EXCERPTED DATA:
....................
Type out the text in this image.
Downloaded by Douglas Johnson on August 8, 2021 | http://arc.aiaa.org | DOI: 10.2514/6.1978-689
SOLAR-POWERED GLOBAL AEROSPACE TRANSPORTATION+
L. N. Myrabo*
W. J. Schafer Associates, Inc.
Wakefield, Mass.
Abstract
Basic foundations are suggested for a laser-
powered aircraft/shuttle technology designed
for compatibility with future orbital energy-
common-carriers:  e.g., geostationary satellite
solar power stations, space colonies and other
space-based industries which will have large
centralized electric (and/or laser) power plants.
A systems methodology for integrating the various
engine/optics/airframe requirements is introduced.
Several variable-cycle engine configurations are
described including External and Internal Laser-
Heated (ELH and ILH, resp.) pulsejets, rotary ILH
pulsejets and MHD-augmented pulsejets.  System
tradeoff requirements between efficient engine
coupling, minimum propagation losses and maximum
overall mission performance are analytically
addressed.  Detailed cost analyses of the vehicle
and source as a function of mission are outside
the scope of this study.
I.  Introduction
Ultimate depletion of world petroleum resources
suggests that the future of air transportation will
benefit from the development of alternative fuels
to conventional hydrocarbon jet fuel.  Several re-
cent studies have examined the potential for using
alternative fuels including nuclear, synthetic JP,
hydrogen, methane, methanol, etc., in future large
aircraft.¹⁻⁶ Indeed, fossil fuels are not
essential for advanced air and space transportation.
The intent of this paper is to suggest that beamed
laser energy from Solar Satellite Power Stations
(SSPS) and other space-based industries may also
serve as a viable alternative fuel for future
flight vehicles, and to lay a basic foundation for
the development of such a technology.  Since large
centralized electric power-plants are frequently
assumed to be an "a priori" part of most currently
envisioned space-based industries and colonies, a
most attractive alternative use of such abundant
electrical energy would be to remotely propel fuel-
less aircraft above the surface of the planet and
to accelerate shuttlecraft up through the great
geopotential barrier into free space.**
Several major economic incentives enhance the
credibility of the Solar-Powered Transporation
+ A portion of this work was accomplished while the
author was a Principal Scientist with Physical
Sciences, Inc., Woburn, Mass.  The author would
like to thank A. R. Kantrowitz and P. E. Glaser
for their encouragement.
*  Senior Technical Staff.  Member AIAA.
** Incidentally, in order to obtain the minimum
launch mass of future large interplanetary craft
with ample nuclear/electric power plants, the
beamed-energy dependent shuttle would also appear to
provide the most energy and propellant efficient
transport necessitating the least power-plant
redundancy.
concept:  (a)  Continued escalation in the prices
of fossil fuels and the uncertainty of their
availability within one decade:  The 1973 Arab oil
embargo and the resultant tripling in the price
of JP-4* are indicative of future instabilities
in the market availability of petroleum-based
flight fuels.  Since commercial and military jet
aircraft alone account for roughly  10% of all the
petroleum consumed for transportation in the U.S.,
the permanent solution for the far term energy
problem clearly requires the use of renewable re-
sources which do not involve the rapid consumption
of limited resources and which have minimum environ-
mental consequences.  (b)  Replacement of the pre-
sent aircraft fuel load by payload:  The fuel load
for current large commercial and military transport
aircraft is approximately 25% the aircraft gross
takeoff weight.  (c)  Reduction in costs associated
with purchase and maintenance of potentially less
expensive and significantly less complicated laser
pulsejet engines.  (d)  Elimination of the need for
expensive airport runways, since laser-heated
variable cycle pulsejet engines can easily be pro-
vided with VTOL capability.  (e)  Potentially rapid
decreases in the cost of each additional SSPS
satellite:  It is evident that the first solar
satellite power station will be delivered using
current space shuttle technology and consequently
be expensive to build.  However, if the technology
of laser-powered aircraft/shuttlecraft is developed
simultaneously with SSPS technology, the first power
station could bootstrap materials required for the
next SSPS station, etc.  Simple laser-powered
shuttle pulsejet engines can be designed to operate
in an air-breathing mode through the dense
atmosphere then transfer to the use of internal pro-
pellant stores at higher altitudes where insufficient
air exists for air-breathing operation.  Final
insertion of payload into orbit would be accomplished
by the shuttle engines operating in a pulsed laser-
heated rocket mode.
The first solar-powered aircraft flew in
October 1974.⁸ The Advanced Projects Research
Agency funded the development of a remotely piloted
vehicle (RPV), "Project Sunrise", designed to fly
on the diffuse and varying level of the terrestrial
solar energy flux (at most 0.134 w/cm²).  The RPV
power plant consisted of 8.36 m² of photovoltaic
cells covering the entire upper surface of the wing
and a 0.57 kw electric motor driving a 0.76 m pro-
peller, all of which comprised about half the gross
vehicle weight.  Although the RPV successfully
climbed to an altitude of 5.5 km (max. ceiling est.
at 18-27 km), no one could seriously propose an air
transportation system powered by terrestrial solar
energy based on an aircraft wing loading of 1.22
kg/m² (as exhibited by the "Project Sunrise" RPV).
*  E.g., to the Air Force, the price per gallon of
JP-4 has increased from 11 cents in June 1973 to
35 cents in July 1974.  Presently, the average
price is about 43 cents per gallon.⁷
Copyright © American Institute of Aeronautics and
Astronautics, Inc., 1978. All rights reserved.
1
....................
TASK TO CARRY OUT:
Copy each line of the data above without altering a single character.

EXERCISE SOLUTION:
Type out the text in this image.
Downloaded by Douglas Johnson on August 8, 2021 | http://arc.aiaa.org | DOI: 10.2514/6.1978-689
SOLAR-POWERED GLOBAL AEROSPACE TRANSPORTATION+
L. N. Myrabo*
W. J. Schafer Associates, Inc.
Wakefield, Mass.
Abstract
Basic foundations are suggested for a laser-
powered aircraft/shuttle technology designed
for compatibility with future orbital energy-
common-carriers:  e.g., geostationary satellite
solar power stations, space colonies and other
space-based industries which will have large
centralized electric (and/or laser) power plants.
A systems methodology for integrating the various
engine/optics/airframe requirements is introduced.
Several variable-cycle engine configurations are
described including External and Internal Laser-
Heated (ELH and ILH, resp.) pulsejets, rotary ILH
pulsejets and MHD-augmented pulsejets.  System
tradeoff requirements between efficient engine
coupling, minimum propagation losses and maximum
overall mission performance are analytically
addressed.  Detailed cost analyses of the vehicle
and source as a function of mission are outside
the scope of this study.
I.  Introduction
Ultimate depletion of world petroleum resources
suggests that the future of air transportation will
benefit from the development of alternative fuels
to conventional hydrocarbon jet fuel.  Several re-
cent studies have examined the potential for using
alternative fuels including nuclear, synthetic JP,
hydrogen, methane, methanol, etc., in future large
aircraft.¹⁻⁶ Indeed, fossil fuels are not
essential for advanced air and space transportation.
The intent of this paper is to suggest that beamed
laser energy from Solar Satellite Power Stations
(SSPS) and other space-based industries may also
serve as a viable alternative fuel for future
flight vehicles, and to lay a basic foundation for
the development of such a technology.  Since large
centralized electric power-plants are frequently
assumed to be an "a priori" part of most currently
envisioned space-based industries and colonies, a
most attractive alternative use of such abundant
electrical energy would be to remotely propel fuel-
less aircraft above the surface of the planet and
to accelerate shuttlecraft up through the great
geopotential barrier into free space.**
Several major economic incentives enhance the
credibility of the Solar-Powered Transporation
+ A portion of this work was accomplished while the
author was a Principal Scientist with Physical
Sciences, Inc., Woburn, Mass.  The author would
like to thank A. R. Kantrowitz and P. E. Glaser
for their encouragement.
*  Senior Technical Staff.  Member AIAA.
** Incidentally, in order to obtain the minimum
launch mass of future large interplanetary craft
with ample nuclear/electric power plants, the
beamed-energy dependent shuttle would also appear to
provide the most energy and propellant efficient
transport necessitating the least power-plant
redundancy.
concept:  (a)  Continued escalation in the prices
of fossil fuels and the uncertainty of their
availability within one decade:  The 1973 Arab oil
embargo and the resultant tripling in the price
of JP-4* are indicative of future instabilities
in the market availability of petroleum-based
flight fuels.  Since commercial and military jet
aircraft alone account for roughly  10% of all the
petroleum consumed for transportation in the U.S.,
the permanent solution for the far term energy
problem clearly requires the use of renewable re-
sources which do not involve the rapid consumption
of limited resources and which have minimum environ-
mental consequences.  (b)  Replacement of the pre-
sent aircraft fuel load by payload:  The fuel load
for current large commercial and military transport
aircraft is approximately 25% the aircraft gross
takeoff weight.  (c)  Reduction in costs associated
with purchase and maintenance of potentially less
expensive and significantly less complicated laser
pulsejet engines.  (d)  Elimination of the need for
expensive airport runways, since laser-heated
variable cycle pulsejet engines can easily be pro-
vided with VTOL capability.  (e)  Potentially rapid
decreases in the cost of each additional SSPS
satellite:  It is evident that the first solar
satellite power station will be delivered using
current space shuttle technology and consequently
be expensive to build.  However, if the technology
of laser-powered aircraft/shuttlecraft is developed
simultaneously with SSPS technology, the first power
station could bootstrap materials required for the
next SSPS station, etc.  Simple laser-powered
shuttle pulsejet engines can be designed to operate
in an air-breathing mode through the dense
atmosphere then transfer to the use of internal pro-
pellant stores at higher altitudes where insufficient
air exists for air-breathing operation.  Final
insertion of payload into orbit would be accomplished
by the shuttle engines operating in a pulsed laser-
heated rocket mode.
The first solar-powered aircraft flew in
October 1974.⁸ The Advanced Projects Research
Agency funded the development of a remotely piloted
vehicle (RPV), "Project Sunrise", designed to fly
on the diffuse and varying level of the terrestrial
solar energy flux (at most 0.134 w/cm²).  The RPV
power plant consisted of 8.36 m² of photovoltaic
cells covering the entire upper surface of the wing
and a 0.57 kw electric motor driving a 0.76 m pro-
peller, all of which comprised about half the gross
vehicle weight.  Although the RPV successfully
climbed to an altitude of 5.5 km (max. ceiling est.
at 18-27 km), no one could seriously propose an air
transportation system powered by terrestrial solar
energy based on an aircraft wing loading of 1.22
kg/m² (as exhibited by the "Project Sunrise" RPV).
*  E.g., to the Air Force, the price per gallon of
JP-4 has increased from 11 cents in June 1973 to
35 cents in July 1974.  Presently, the average
price is about 43 cents per gallon.⁷
Copyright © American Institute of Aeronautics and
Astronautics, Inc., 1978. All rights reserved.
1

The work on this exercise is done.